■ Task directions
Where a line in the listing below contains the word "true", copy that line.

■ Material for the task
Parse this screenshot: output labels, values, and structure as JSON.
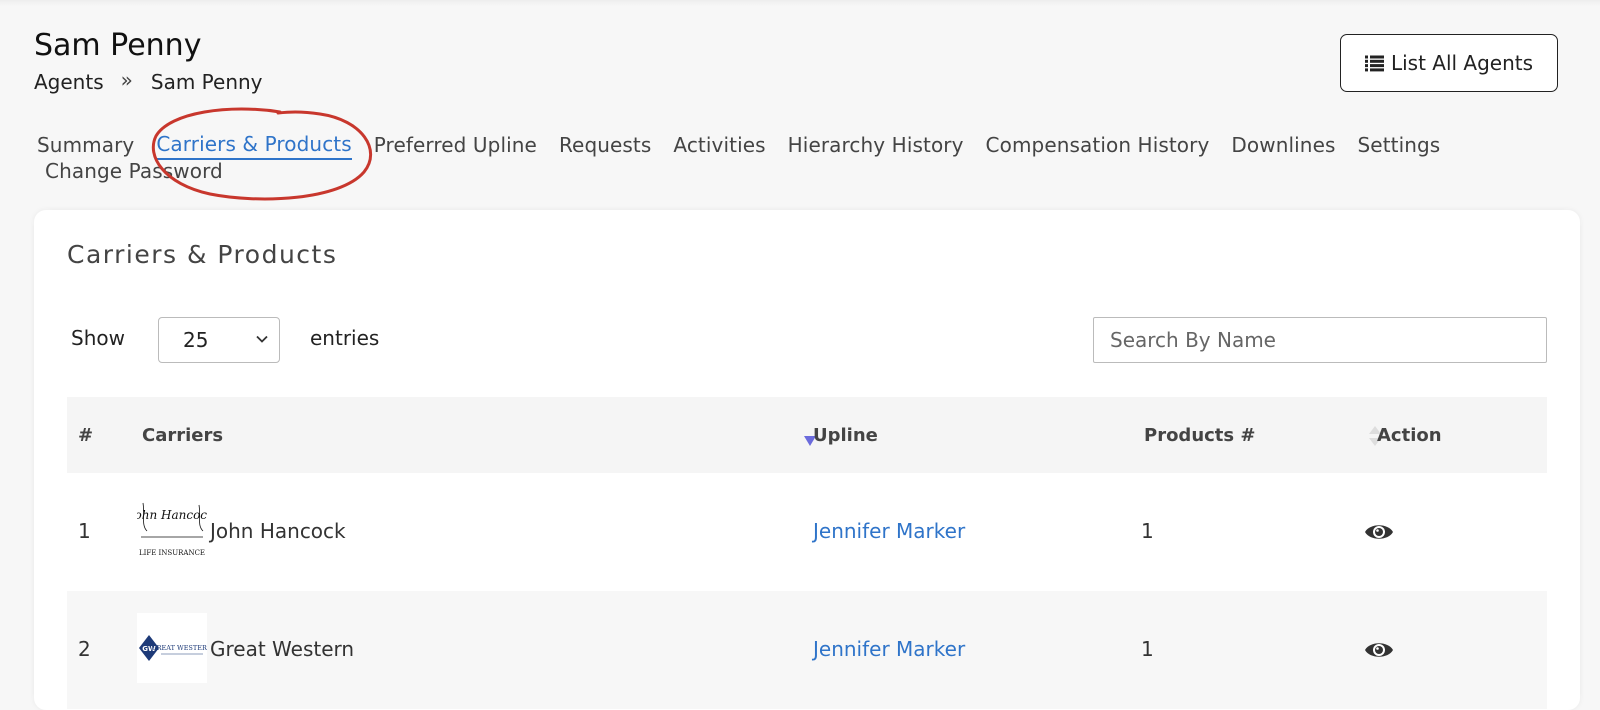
{
  "header": {
    "title": "Sam Penny",
    "breadcrumb": [
      "Agents",
      "Sam Penny"
    ],
    "breadcrumb_separator": "»",
    "list_all_agents_label": "List All Agents"
  },
  "tabs": {
    "row1": [
      {
        "label": "Summary",
        "active": false
      },
      {
        "label": "Carriers & Products",
        "active": true
      },
      {
        "label": "Preferred Upline",
        "active": false
      },
      {
        "label": "Requests",
        "active": false
      },
      {
        "label": "Activities",
        "active": false
      },
      {
        "label": "Hierarchy History",
        "active": false
      },
      {
        "label": "Compensation History",
        "active": false
      },
      {
        "label": "Downlines",
        "active": false
      },
      {
        "label": "Settings",
        "active": false
      }
    ],
    "row2": [
      {
        "label": "Change Password",
        "active": false
      }
    ]
  },
  "card": {
    "title": "Carriers & Products",
    "show_label": "Show",
    "entries_value": "25",
    "entries_label": "entries",
    "search_placeholder": "Search By Name"
  },
  "table": {
    "headers": [
      "#",
      "Carriers",
      "Upline",
      "Products #",
      "Action"
    ],
    "rows": [
      {
        "num": "1",
        "carrier": "John Hancock",
        "upline": "Jennifer Marker",
        "products": "1",
        "logo_icon": "john-hancock-logo-icon",
        "logo_text": [
          "John Hancock",
          "LIFE INSURANCE"
        ]
      },
      {
        "num": "2",
        "carrier": "Great Western",
        "upline": "Jennifer Marker",
        "products": "1",
        "logo_icon": "great-western-logo-icon",
        "logo_text": [
          "GW",
          "GREAT WESTERN"
        ]
      }
    ]
  },
  "colors": {
    "accent": "#2f74c9",
    "annotation_red": "#c8372d",
    "sort_active": "#6b6bdc"
  }
}
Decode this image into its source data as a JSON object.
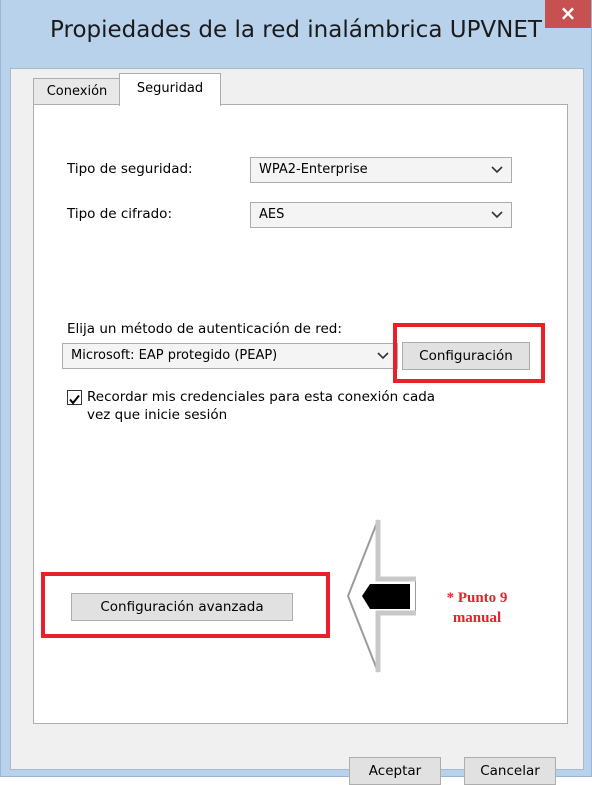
{
  "window": {
    "title": "Propiedades de la red inalámbrica UPVNET",
    "close_glyph": "×"
  },
  "tabs": [
    {
      "label": "Conexión",
      "selected": false
    },
    {
      "label": "Seguridad",
      "selected": true
    }
  ],
  "security": {
    "type_label": "Tipo de seguridad:",
    "type_value": "WPA2-Enterprise",
    "cipher_label": "Tipo de cifrado:",
    "cipher_value": "AES",
    "auth_label": "Elija un método de autenticación de red:",
    "auth_value": "Microsoft: EAP protegido (PEAP)",
    "config_button": "Configuración",
    "remember_checked": true,
    "remember_line1": "Recordar mis credenciales para esta conexión cada",
    "remember_line2": "vez que inicie sesión",
    "advanced_button": "Configuración avanzada"
  },
  "annotation": {
    "line1": "* Punto 9",
    "line2": "manual",
    "color": "#e8202a"
  },
  "footer": {
    "ok_button": "Aceptar",
    "cancel_button": "Cancelar"
  },
  "icons": {
    "dropdown": "chevron-down-icon",
    "check": "checkmark-icon",
    "arrow": "arrow-left-icon"
  }
}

■ Finished exercise
        "active": true
      "selected": true
    "remember_checked": true,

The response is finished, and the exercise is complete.